The task — Gather up the lines that contain "veřejných".

▼▼▼

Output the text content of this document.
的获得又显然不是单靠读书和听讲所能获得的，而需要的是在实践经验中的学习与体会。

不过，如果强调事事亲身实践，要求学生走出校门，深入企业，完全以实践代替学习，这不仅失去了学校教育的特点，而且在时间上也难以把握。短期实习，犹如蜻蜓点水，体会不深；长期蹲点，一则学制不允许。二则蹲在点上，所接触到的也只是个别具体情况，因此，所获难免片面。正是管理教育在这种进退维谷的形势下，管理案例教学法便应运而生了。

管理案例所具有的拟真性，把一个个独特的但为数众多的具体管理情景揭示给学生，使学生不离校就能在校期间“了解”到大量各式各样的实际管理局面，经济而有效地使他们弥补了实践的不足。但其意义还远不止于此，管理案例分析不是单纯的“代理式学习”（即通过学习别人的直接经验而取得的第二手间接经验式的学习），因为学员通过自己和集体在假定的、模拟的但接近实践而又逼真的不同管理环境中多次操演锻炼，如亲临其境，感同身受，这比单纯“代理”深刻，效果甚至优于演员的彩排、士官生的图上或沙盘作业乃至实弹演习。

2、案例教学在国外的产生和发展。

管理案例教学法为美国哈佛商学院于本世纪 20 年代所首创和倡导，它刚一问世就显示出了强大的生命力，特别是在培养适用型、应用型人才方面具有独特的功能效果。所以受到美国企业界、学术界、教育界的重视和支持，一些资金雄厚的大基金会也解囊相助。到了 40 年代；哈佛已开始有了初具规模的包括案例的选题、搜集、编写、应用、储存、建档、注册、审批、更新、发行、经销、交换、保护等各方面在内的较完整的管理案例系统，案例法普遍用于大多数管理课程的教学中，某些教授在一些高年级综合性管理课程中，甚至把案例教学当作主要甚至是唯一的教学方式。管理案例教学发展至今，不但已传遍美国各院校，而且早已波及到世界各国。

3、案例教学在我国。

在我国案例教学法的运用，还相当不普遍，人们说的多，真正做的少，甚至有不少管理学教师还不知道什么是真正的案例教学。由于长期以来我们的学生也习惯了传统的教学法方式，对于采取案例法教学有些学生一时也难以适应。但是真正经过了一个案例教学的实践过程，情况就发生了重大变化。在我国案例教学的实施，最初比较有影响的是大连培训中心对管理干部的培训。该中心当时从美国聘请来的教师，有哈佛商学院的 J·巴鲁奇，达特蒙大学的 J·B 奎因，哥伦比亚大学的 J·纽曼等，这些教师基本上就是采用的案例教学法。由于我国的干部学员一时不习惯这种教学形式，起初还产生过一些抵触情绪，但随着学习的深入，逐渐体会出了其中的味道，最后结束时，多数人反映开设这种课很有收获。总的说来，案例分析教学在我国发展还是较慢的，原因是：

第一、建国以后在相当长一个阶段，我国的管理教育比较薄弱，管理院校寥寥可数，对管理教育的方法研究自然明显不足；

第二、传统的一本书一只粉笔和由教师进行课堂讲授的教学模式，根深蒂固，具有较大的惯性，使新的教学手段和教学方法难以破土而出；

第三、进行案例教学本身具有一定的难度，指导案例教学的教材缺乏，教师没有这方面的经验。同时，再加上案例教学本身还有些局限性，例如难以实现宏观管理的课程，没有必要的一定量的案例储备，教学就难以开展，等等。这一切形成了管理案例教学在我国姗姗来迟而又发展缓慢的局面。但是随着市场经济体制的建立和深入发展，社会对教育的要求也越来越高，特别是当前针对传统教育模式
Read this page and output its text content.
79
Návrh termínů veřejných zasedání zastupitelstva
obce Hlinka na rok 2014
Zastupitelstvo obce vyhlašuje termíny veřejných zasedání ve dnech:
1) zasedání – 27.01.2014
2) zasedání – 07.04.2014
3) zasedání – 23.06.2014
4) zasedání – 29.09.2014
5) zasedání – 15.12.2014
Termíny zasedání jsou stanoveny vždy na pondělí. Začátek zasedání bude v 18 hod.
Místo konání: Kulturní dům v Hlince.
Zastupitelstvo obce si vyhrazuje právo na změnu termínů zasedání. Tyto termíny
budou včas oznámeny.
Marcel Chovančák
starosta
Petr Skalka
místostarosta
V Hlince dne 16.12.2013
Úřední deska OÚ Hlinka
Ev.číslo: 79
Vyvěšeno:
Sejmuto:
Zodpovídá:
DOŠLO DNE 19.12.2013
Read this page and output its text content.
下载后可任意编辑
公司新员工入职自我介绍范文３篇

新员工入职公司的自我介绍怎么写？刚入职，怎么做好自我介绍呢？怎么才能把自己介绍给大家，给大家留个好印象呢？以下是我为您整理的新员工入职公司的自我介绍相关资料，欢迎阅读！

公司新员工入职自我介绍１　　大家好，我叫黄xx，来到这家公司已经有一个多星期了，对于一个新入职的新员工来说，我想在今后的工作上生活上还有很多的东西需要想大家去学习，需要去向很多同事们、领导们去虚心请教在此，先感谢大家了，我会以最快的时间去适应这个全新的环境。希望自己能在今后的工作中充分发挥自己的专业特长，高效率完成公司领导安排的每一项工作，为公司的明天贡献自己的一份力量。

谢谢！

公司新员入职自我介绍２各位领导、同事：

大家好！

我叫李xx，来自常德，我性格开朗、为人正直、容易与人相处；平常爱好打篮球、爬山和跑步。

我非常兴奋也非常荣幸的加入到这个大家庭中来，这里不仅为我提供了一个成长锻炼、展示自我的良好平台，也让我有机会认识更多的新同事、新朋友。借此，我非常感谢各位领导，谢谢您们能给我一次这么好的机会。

▲▲▲

Exercise response —
Návrh termínů veřejných zasedání zastupitelstva
Zastupitelstvo obce vyhlašuje termíny veřejných zasedání ve dnech:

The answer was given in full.